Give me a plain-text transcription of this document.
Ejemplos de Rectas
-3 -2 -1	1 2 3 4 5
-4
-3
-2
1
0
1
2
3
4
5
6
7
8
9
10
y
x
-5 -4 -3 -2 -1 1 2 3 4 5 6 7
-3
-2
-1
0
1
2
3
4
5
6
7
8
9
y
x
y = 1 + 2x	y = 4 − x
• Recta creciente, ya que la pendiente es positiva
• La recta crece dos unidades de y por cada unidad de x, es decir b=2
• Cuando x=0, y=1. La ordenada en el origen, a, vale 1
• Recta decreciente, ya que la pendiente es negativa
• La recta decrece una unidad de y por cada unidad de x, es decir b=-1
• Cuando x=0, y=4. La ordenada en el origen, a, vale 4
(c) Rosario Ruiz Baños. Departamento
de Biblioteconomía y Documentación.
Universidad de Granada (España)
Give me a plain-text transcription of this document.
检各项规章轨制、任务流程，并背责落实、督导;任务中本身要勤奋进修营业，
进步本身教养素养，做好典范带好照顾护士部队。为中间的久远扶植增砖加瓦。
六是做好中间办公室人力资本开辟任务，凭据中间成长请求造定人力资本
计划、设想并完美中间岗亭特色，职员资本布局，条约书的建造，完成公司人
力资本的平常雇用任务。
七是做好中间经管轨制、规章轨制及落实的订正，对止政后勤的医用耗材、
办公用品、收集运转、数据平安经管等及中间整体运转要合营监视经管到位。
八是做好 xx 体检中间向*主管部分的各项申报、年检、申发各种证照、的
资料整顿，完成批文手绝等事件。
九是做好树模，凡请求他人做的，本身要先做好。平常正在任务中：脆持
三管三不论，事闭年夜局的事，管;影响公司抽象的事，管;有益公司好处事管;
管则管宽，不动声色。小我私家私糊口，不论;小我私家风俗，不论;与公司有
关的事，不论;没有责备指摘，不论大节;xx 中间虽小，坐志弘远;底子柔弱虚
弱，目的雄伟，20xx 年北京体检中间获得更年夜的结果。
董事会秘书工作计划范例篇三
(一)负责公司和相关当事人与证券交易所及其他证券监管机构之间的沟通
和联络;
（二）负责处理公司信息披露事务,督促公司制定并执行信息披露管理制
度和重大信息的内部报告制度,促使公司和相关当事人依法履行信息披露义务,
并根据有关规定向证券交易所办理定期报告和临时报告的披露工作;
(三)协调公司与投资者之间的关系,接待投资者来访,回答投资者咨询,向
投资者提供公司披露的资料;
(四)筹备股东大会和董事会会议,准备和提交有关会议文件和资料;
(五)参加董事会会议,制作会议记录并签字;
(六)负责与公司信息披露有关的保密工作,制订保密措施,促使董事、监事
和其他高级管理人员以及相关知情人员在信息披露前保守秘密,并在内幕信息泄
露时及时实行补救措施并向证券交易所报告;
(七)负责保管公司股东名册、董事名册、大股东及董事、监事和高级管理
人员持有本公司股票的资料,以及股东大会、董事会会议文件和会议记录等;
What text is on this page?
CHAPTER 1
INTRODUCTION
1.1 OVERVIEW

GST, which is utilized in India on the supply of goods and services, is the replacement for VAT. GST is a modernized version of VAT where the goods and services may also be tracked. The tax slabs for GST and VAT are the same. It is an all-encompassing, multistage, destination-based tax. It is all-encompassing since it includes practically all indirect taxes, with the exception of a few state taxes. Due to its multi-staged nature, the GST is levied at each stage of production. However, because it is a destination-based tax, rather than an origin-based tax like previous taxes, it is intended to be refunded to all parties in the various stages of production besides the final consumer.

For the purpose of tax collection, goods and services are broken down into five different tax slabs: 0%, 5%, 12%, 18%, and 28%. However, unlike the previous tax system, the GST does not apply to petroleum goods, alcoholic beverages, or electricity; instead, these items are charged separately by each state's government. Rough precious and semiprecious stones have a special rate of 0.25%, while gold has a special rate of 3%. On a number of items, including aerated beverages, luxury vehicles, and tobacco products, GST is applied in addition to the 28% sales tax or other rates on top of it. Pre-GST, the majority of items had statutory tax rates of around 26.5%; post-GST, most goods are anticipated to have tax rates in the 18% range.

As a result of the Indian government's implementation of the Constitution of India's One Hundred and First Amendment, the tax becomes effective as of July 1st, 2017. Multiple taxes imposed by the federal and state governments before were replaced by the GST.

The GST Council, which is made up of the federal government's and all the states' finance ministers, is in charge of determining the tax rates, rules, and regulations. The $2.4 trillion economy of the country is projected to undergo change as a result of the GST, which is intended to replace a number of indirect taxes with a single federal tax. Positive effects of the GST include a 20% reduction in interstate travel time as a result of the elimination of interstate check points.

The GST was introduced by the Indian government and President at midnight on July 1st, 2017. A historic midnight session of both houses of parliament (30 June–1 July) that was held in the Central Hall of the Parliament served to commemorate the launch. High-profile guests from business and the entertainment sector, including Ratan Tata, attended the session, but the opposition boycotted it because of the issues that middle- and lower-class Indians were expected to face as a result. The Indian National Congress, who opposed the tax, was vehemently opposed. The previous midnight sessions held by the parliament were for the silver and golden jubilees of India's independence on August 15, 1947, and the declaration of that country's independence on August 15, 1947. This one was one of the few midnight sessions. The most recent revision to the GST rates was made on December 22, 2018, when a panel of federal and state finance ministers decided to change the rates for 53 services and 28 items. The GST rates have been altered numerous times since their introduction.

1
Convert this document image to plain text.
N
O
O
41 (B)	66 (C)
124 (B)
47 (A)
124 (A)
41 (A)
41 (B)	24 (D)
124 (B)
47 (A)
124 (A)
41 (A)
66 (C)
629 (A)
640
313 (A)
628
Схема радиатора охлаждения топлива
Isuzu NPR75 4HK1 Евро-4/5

[SHORT EXERCISE] What needs duplicating is the run of lines from the one containing "Convert this document image to plain text." through the last line of the entries above, exact and complete.

[SOLUTION TO THIS PROBLEM]
Convert this document image to plain text.
N
O
O
41 (B)	66 (C)
124 (B)
47 (A)
124 (A)
41 (A)
41 (B)	24 (D)
124 (B)
47 (A)
124 (A)
41 (A)
66 (C)
629 (A)
640
313 (A)
628
Схема радиатора охлаждения топлива
Isuzu NPR75 4HK1 Евро-4/5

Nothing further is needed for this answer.